_INSTRUCTIONS TO FOLLOW_: Extract every line that contains the word "SHARE".

_INPUT RECORDS_:
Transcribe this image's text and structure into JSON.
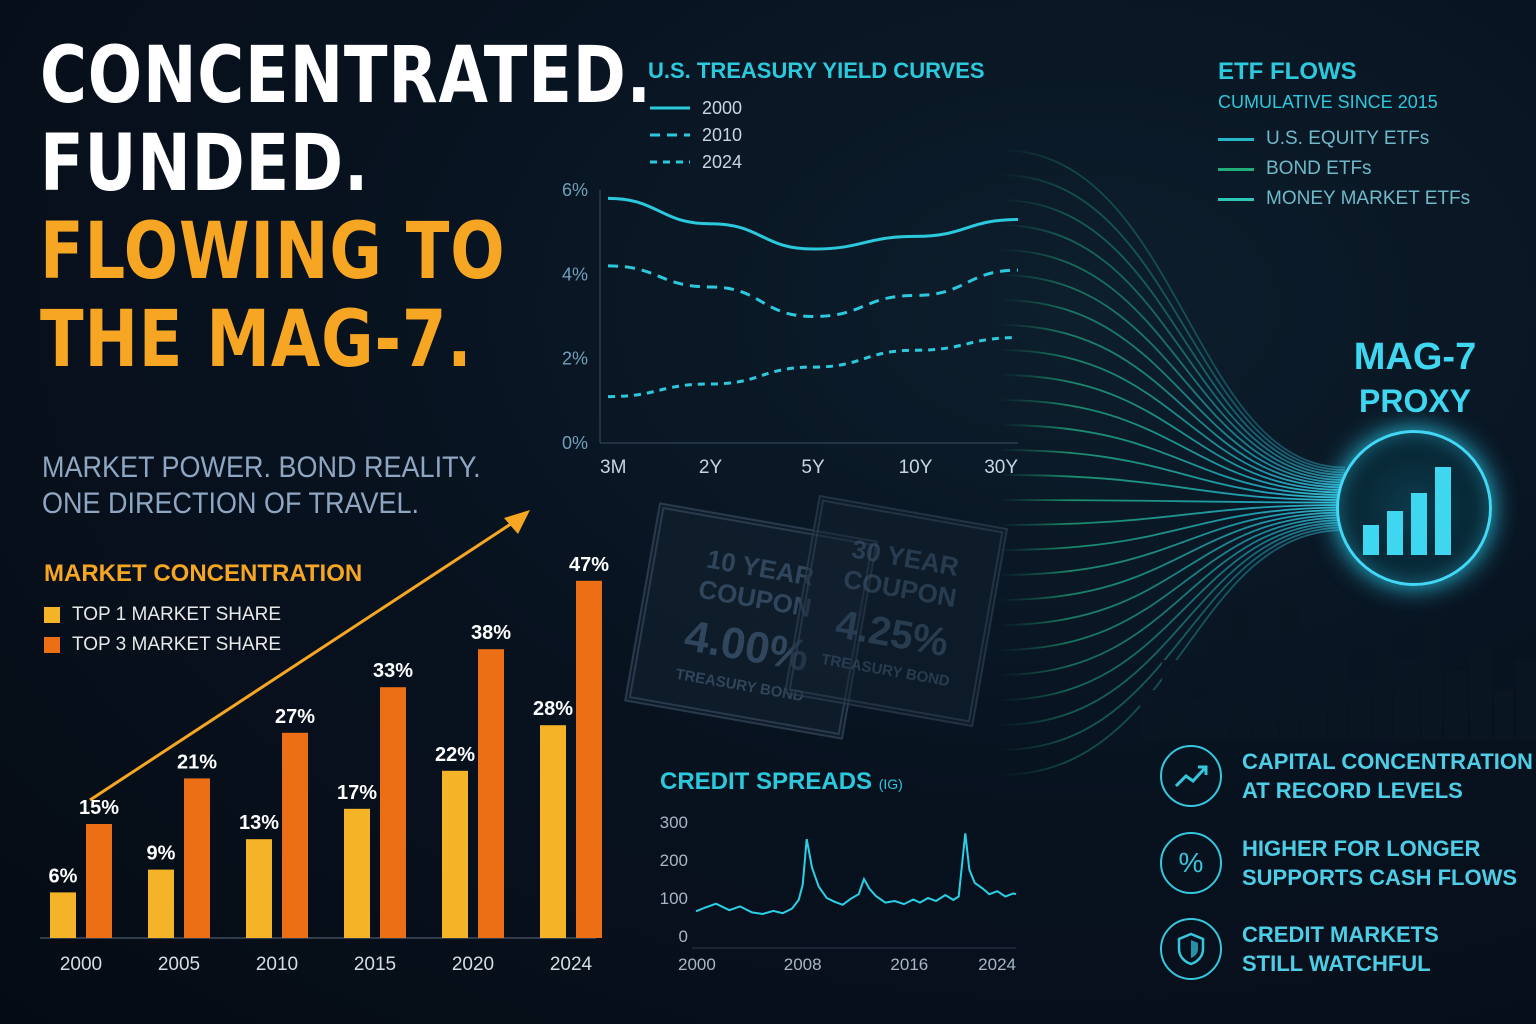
{
  "headline": {
    "line1": "CONCENTRATED.",
    "line2": "FUNDED.",
    "line3": "FLOWING TO",
    "line4": "THE MAG-7."
  },
  "subtitle": {
    "line1": "MARKET POWER. BOND REALITY.",
    "line2": "ONE DIRECTION OF TRAVEL."
  },
  "colors": {
    "top1": "#f5b427",
    "top3": "#ec6f16",
    "teal": "#2cc8dc",
    "gold_text": "#f6a623",
    "etf_equity": "#26b8c8",
    "etf_bond": "#1fae78",
    "etf_mm": "#2dc8b8"
  },
  "market_concentration": {
    "title": "MARKET CONCENTRATION",
    "legend_top1": "TOP 1 MARKET SHARE",
    "legend_top3": "TOP 3 MARKET SHARE"
  },
  "yield_curves": {
    "title": "U.S. TREASURY YIELD CURVES",
    "legend": [
      "2000",
      "2010",
      "2024"
    ]
  },
  "etf_flows": {
    "title": "ETF FLOWS",
    "subtitle": "CUMULATIVE SINCE 2015",
    "legend": [
      "U.S. EQUITY ETFs",
      "BOND ETFs",
      "MONEY MARKET ETFs"
    ]
  },
  "mag7": {
    "line1": "MAG-7",
    "line2": "PROXY",
    "icon": "bar-chart-icon"
  },
  "coupons": [
    {
      "line1": "10 YEAR",
      "line2": "COUPON",
      "rate": "4.00%",
      "label": "TREASURY BOND"
    },
    {
      "line1": "30 YEAR",
      "line2": "COUPON",
      "rate": "4.25%",
      "label": "TREASURY BOND"
    }
  ],
  "credit_spreads": {
    "title": "CREDIT SPREADS",
    "title_suffix": "(IG)"
  },
  "bullets": [
    {
      "icon": "trend-up-icon",
      "text": "CAPITAL CONCENTRATION\nAT RECORD LEVELS"
    },
    {
      "icon": "percent-icon",
      "text": "HIGHER FOR LONGER\nSUPPORTS CASH FLOWS"
    },
    {
      "icon": "shield-icon",
      "text": "CREDIT MARKETS\nSTILL WATCHFUL"
    }
  ],
  "chart_data": [
    {
      "type": "bar",
      "title": "MARKET CONCENTRATION",
      "categories": [
        "2000",
        "2005",
        "2010",
        "2015",
        "2020",
        "2024"
      ],
      "series": [
        {
          "name": "TOP 1 MARKET SHARE",
          "values": [
            6,
            9,
            13,
            17,
            22,
            28
          ],
          "labels": [
            "6%",
            "9%",
            "13%",
            "17%",
            "22%",
            "28%"
          ]
        },
        {
          "name": "TOP 3 MARKET SHARE",
          "values": [
            15,
            21,
            27,
            33,
            38,
            47
          ],
          "labels": [
            "15%",
            "21%",
            "27%",
            "33%",
            "38%",
            "47%"
          ]
        }
      ],
      "ylim": [
        0,
        50
      ],
      "grid": false
    },
    {
      "type": "line",
      "title": "U.S. TREASURY YIELD CURVES",
      "x": [
        "3M",
        "2Y",
        "5Y",
        "10Y",
        "30Y"
      ],
      "series": [
        {
          "name": "2000",
          "values": [
            5.8,
            5.2,
            4.6,
            4.9,
            5.3
          ]
        },
        {
          "name": "2010",
          "values": [
            4.2,
            3.7,
            3.0,
            3.5,
            4.1
          ]
        },
        {
          "name": "2024",
          "values": [
            1.1,
            1.4,
            1.8,
            2.2,
            2.5
          ]
        }
      ],
      "y_ticks": [
        "0%",
        "2%",
        "4%",
        "6%"
      ],
      "ylim": [
        0,
        6
      ],
      "grid": false
    },
    {
      "type": "line",
      "title": "CREDIT SPREADS (IG)",
      "x_ticks": [
        "2000",
        "2008",
        "2016",
        "2024"
      ],
      "y_ticks": [
        "0",
        "100",
        "200",
        "300"
      ],
      "xlim": [
        2000,
        2024
      ],
      "ylim": [
        0,
        300
      ],
      "series": [
        {
          "name": "IG",
          "x": [
            2000,
            2000.7,
            2001.5,
            2002.5,
            2003.3,
            2004.2,
            2005,
            2005.8,
            2006.5,
            2007.2,
            2007.7,
            2008.0,
            2008.3,
            2008.7,
            2009.2,
            2009.8,
            2010.4,
            2011,
            2011.6,
            2012.2,
            2012.6,
            2013,
            2013.5,
            2014.2,
            2014.9,
            2015.6,
            2016.3,
            2016.8,
            2017.4,
            2018,
            2018.7,
            2019.3,
            2019.7,
            2020.2,
            2020.5,
            2020.9,
            2021.5,
            2022,
            2022.6,
            2023.2,
            2023.8,
            2024
          ],
          "y": [
            65,
            75,
            85,
            68,
            78,
            62,
            58,
            66,
            60,
            72,
            95,
            135,
            255,
            180,
            130,
            100,
            90,
            82,
            98,
            110,
            150,
            125,
            105,
            88,
            92,
            84,
            96,
            88,
            100,
            92,
            108,
            95,
            104,
            270,
            175,
            140,
            125,
            110,
            118,
            104,
            112,
            110
          ]
        }
      ],
      "grid": false
    }
  ]
}
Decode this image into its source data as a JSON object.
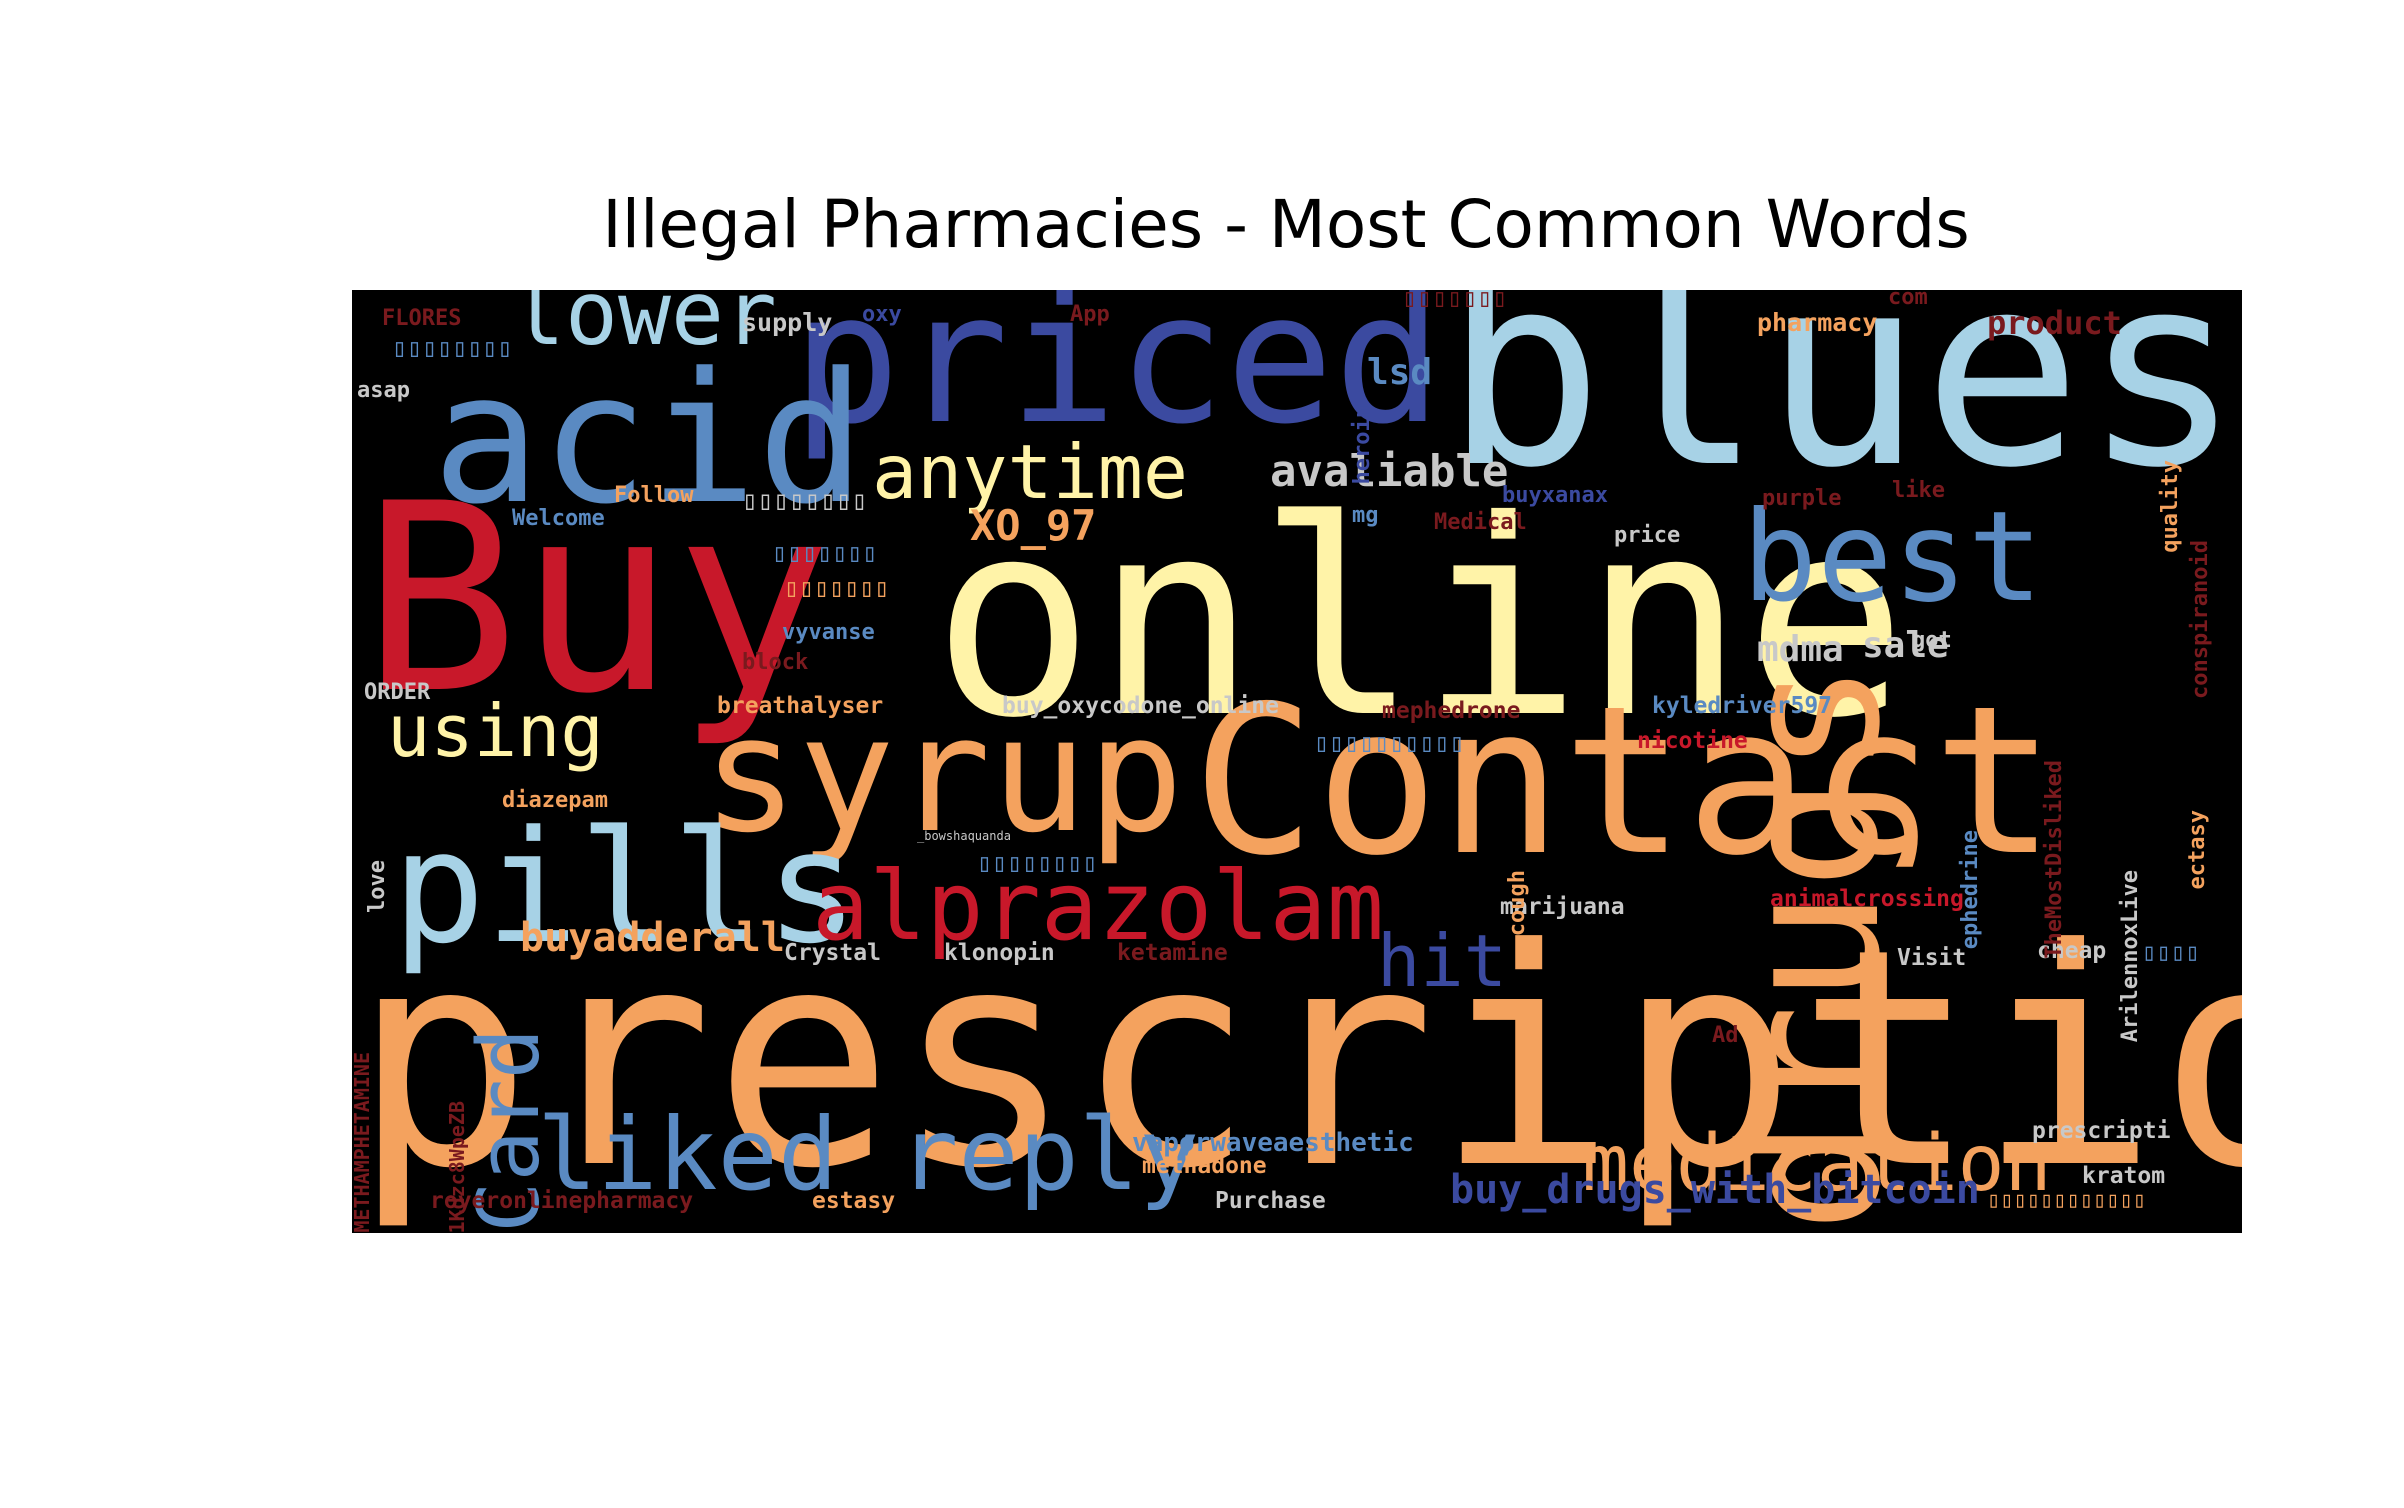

_RESULT FOR THIS TASK_:
    "legend_top1": "TOP 1 MARKET SHARE",
    "legend_top3": "TOP 3 MARKET SHARE"
          "name": "TOP 1 MARKET SHARE",
          "name": "TOP 3 MARKET SHARE",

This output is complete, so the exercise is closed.